* _SHORT EXERCISE_
Reply with one number: the count of lines in the records below that hold "MEETING".

* _INFORMATION PROVIDED_
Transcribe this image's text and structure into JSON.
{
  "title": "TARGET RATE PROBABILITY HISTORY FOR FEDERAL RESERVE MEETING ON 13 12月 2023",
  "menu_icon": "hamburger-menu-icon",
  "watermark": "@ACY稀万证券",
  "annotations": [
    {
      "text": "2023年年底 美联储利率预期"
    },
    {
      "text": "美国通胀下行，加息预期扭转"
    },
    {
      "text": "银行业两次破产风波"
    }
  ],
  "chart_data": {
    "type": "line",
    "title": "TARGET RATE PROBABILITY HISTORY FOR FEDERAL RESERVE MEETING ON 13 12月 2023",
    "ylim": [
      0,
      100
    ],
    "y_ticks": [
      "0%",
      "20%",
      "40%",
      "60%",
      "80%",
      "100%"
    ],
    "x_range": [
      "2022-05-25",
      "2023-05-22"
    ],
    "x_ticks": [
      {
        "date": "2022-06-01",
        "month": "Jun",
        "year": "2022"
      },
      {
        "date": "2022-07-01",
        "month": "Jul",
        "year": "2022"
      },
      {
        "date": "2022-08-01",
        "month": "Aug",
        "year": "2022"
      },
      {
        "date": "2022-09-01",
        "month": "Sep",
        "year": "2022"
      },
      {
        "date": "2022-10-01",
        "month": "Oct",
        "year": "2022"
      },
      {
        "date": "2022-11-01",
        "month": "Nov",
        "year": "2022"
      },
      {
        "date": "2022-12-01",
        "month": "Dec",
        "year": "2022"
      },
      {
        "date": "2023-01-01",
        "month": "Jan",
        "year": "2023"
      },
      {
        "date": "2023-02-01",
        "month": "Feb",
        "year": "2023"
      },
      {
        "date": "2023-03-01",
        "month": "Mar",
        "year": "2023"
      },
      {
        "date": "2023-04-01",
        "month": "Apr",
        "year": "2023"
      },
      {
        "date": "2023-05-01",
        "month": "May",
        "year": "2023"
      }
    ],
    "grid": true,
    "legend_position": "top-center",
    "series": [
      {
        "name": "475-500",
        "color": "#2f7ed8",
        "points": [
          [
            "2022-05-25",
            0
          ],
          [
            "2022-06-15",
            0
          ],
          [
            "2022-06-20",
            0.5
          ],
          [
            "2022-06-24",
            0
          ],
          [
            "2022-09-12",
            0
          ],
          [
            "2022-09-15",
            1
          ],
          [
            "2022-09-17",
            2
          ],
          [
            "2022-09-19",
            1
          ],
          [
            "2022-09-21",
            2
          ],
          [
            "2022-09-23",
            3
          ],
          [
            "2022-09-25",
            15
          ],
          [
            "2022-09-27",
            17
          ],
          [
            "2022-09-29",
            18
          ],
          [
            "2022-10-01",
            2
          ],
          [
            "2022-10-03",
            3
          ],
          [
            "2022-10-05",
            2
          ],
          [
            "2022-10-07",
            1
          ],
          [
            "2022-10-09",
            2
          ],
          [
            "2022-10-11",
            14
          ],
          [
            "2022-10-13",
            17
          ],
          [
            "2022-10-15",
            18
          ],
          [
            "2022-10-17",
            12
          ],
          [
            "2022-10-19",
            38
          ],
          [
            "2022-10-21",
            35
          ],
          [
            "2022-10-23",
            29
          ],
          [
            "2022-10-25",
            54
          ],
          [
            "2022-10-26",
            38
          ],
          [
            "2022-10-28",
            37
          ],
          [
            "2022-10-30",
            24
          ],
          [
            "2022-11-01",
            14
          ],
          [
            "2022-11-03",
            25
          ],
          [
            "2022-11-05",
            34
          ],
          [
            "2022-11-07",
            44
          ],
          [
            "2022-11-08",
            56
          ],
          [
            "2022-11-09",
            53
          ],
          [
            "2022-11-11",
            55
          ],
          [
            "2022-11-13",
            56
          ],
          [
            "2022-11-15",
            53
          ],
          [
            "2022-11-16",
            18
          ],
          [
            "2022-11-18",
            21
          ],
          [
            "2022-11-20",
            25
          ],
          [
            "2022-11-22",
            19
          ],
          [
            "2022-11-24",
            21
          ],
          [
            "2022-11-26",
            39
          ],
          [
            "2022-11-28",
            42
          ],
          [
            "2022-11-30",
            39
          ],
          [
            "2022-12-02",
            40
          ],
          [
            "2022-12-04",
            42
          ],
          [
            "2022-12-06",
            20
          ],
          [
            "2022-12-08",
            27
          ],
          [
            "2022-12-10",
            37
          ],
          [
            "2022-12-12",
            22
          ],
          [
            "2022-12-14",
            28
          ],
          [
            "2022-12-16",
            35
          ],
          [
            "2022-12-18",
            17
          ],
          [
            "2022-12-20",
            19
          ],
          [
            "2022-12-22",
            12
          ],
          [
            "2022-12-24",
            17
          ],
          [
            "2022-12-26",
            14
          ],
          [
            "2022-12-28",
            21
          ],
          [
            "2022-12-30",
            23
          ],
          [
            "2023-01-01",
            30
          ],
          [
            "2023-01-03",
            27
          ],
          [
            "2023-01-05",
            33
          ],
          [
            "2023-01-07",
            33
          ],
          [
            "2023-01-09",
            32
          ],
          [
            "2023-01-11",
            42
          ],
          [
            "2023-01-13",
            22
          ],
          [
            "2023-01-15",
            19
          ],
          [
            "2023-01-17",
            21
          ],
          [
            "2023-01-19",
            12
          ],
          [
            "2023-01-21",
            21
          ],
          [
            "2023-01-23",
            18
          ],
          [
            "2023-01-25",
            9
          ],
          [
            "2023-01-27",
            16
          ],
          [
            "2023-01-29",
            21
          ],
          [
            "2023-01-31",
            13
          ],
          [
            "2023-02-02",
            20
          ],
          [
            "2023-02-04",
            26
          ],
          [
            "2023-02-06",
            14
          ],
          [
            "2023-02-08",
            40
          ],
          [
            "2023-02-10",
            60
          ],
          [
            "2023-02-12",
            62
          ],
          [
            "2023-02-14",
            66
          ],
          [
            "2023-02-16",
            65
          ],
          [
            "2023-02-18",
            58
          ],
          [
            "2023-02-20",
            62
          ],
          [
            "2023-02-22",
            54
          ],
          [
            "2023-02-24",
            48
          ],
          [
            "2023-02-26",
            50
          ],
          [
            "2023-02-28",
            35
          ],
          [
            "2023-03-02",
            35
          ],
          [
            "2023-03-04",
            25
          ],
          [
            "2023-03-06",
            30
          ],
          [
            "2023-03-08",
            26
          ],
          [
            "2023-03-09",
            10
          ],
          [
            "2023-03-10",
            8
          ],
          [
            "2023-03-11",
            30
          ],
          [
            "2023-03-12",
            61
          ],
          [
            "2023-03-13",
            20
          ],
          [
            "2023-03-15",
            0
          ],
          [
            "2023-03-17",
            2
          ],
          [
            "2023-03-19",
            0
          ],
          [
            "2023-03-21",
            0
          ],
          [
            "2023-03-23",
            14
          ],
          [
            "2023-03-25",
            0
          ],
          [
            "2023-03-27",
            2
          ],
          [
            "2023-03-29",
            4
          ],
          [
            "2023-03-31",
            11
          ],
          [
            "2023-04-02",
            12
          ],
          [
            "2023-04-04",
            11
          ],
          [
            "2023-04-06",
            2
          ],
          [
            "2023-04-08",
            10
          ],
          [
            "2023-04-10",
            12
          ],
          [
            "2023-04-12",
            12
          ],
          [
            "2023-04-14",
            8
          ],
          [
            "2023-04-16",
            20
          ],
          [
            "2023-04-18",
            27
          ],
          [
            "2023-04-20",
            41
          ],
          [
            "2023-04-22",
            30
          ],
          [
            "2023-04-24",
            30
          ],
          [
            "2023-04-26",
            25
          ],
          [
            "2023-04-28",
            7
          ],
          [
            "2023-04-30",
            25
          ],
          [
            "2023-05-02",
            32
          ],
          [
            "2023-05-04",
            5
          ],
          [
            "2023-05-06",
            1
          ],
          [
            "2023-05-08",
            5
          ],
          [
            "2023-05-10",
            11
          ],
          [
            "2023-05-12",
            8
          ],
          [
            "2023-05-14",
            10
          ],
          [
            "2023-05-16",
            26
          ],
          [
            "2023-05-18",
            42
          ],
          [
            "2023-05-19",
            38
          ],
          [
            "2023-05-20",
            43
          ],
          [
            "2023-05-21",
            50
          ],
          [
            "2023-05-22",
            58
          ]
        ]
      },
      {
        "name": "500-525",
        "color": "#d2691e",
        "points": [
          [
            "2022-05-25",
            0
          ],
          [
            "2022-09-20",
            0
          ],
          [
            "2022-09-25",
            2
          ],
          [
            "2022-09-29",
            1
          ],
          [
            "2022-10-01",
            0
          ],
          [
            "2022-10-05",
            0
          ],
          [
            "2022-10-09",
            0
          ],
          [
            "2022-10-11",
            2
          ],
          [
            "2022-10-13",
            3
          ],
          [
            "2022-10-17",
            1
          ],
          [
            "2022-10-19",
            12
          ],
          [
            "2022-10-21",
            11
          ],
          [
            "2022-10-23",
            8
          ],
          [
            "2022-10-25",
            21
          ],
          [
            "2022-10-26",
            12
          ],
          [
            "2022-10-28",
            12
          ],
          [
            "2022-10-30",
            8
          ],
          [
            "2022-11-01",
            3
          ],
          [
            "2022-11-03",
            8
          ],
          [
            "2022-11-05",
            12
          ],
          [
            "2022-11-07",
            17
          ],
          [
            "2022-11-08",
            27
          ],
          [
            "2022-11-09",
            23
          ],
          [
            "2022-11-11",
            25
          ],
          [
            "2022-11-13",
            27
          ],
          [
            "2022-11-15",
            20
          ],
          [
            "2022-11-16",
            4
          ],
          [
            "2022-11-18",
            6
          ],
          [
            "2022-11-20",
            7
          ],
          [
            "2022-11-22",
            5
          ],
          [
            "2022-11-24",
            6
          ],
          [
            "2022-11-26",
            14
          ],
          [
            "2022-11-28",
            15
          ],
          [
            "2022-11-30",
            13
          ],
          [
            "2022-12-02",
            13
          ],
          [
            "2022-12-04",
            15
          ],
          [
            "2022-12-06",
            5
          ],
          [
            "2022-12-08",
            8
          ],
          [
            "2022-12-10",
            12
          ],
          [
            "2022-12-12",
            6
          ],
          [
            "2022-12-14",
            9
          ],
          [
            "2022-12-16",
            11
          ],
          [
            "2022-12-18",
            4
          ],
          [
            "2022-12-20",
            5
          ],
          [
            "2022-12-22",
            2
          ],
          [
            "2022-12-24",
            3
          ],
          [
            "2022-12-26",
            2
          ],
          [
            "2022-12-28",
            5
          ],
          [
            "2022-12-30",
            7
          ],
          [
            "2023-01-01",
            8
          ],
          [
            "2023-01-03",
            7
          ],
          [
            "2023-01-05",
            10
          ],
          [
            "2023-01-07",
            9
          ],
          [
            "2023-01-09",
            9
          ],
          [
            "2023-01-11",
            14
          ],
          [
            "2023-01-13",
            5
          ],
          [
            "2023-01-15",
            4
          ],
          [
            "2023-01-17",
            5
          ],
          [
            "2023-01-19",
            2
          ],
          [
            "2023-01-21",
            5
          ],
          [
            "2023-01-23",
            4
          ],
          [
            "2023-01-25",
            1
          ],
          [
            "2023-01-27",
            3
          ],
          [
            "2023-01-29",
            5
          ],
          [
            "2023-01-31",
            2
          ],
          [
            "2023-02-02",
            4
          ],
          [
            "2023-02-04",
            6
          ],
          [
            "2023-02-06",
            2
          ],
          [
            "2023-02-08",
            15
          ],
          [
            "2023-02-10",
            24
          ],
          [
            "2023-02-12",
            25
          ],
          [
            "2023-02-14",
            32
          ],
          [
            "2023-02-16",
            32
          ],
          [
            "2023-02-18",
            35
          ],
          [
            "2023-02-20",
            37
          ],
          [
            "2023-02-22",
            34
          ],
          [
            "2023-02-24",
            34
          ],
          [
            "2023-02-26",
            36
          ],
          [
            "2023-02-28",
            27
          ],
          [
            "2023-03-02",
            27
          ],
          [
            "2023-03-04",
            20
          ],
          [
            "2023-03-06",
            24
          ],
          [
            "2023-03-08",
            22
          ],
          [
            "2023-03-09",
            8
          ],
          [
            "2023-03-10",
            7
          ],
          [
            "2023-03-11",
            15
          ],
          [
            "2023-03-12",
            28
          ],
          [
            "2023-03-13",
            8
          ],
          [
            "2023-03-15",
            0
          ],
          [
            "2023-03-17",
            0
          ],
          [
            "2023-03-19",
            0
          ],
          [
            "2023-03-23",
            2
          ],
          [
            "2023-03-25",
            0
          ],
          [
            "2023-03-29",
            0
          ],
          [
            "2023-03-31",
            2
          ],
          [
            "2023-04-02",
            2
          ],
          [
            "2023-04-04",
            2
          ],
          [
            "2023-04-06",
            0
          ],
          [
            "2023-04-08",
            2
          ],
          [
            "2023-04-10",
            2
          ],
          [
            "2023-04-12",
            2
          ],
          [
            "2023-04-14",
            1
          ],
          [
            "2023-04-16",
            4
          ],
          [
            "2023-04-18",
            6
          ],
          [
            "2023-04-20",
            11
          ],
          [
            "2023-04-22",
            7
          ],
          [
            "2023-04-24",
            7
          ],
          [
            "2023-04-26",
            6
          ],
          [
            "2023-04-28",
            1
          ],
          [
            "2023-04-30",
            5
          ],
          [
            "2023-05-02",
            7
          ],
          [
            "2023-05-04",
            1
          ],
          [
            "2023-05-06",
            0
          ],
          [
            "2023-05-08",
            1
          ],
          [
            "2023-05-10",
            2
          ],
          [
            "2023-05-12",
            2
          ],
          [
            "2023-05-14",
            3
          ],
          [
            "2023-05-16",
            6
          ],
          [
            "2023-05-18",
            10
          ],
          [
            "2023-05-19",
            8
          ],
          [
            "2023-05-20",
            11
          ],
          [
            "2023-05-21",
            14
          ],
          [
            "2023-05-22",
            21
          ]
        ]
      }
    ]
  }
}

* _RESPONSE TO THIS EXERCISE_
2